[Records contained in a dataset]
## begin
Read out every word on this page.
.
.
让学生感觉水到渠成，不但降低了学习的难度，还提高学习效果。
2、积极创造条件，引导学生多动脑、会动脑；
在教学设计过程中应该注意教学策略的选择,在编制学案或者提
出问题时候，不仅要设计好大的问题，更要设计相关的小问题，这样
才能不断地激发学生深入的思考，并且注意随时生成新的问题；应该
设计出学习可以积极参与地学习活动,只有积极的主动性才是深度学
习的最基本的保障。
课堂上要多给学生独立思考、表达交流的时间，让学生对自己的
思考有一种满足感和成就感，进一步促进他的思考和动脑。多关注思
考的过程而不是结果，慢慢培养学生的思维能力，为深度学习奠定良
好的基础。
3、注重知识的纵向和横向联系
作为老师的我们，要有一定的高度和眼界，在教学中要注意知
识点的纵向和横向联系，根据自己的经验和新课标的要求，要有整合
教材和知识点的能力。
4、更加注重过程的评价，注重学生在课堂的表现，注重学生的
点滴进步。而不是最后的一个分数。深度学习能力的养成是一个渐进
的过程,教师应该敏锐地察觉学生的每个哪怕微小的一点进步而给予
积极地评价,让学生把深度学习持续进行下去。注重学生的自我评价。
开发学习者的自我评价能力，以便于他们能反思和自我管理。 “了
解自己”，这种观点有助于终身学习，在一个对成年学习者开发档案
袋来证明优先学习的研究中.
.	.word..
## end
Extract the complete listing above, reproducing each line exactly.

**Exercise output:**
Read out every word on this page.
.
.
让学生感觉水到渠成，不但降低了学习的难度，还提高学习效果。
2、积极创造条件，引导学生多动脑、会动脑；
在教学设计过程中应该注意教学策略的选择,在编制学案或者提
出问题时候，不仅要设计好大的问题，更要设计相关的小问题，这样
才能不断地激发学生深入的思考，并且注意随时生成新的问题；应该
设计出学习可以积极参与地学习活动,只有积极的主动性才是深度学
习的最基本的保障。
课堂上要多给学生独立思考、表达交流的时间，让学生对自己的
思考有一种满足感和成就感，进一步促进他的思考和动脑。多关注思
考的过程而不是结果，慢慢培养学生的思维能力，为深度学习奠定良
好的基础。
3、注重知识的纵向和横向联系
作为老师的我们，要有一定的高度和眼界，在教学中要注意知
识点的纵向和横向联系，根据自己的经验和新课标的要求，要有整合
教材和知识点的能力。
4、更加注重过程的评价，注重学生在课堂的表现，注重学生的
点滴进步。而不是最后的一个分数。深度学习能力的养成是一个渐进
的过程,教师应该敏锐地察觉学生的每个哪怕微小的一点进步而给予
积极地评价,让学生把深度学习持续进行下去。注重学生的自我评价。
开发学习者的自我评价能力，以便于他们能反思和自我管理。 “了
解自己”，这种观点有助于终身学习，在一个对成年学习者开发档案
袋来证明优先学习的研究中.
.	.word..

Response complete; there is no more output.